-- Begin Records supplied --

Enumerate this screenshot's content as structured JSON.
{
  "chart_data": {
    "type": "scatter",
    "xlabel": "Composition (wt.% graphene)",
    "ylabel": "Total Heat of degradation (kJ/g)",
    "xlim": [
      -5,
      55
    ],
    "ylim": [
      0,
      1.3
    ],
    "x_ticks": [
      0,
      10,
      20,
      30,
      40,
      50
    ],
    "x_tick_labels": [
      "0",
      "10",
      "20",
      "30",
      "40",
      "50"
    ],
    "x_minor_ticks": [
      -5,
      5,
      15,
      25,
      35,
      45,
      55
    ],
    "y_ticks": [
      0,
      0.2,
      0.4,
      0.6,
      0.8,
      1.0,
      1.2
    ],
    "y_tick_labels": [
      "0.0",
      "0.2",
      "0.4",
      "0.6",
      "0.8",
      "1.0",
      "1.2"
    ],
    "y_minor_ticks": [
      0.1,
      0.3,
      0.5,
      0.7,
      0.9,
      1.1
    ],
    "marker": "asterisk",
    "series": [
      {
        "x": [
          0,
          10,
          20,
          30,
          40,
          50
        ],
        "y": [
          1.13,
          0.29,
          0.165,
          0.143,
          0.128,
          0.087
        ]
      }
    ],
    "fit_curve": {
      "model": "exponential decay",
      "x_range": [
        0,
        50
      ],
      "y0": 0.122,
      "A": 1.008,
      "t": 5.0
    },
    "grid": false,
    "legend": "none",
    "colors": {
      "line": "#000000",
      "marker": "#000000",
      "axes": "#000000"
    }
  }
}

-- End Records supplied --

Task instructions » Copy all data exactly, start to finish.

Result for this exercise »
Enumerate this screenshot's content as structured JSON.
{
  "chart_data": {
    "type": "scatter",
    "xlabel": "Composition (wt.% graphene)",
    "ylabel": "Total Heat of degradation (kJ/g)",
    "xlim": [
      -5,
      55
    ],
    "ylim": [
      0,
      1.3
    ],
    "x_ticks": [
      0,
      10,
      20,
      30,
      40,
      50
    ],
    "x_tick_labels": [
      "0",
      "10",
      "20",
      "30",
      "40",
      "50"
    ],
    "x_minor_ticks": [
      -5,
      5,
      15,
      25,
      35,
      45,
      55
    ],
    "y_ticks": [
      0,
      0.2,
      0.4,
      0.6,
      0.8,
      1.0,
      1.2
    ],
    "y_tick_labels": [
      "0.0",
      "0.2",
      "0.4",
      "0.6",
      "0.8",
      "1.0",
      "1.2"
    ],
    "y_minor_ticks": [
      0.1,
      0.3,
      0.5,
      0.7,
      0.9,
      1.1
    ],
    "marker": "asterisk",
    "series": [
      {
        "x": [
          0,
          10,
          20,
          30,
          40,
          50
        ],
        "y": [
          1.13,
          0.29,
          0.165,
          0.143,
          0.128,
          0.087
        ]
      }
    ],
    "fit_curve": {
      "model": "exponential decay",
      "x_range": [
        0,
        50
      ],
      "y0": 0.122,
      "A": 1.008,
      "t": 5.0
    },
    "grid": false,
    "legend": "none",
    "colors": {
      "line": "#000000",
      "marker": "#000000",
      "axes": "#000000"
    }
  }
}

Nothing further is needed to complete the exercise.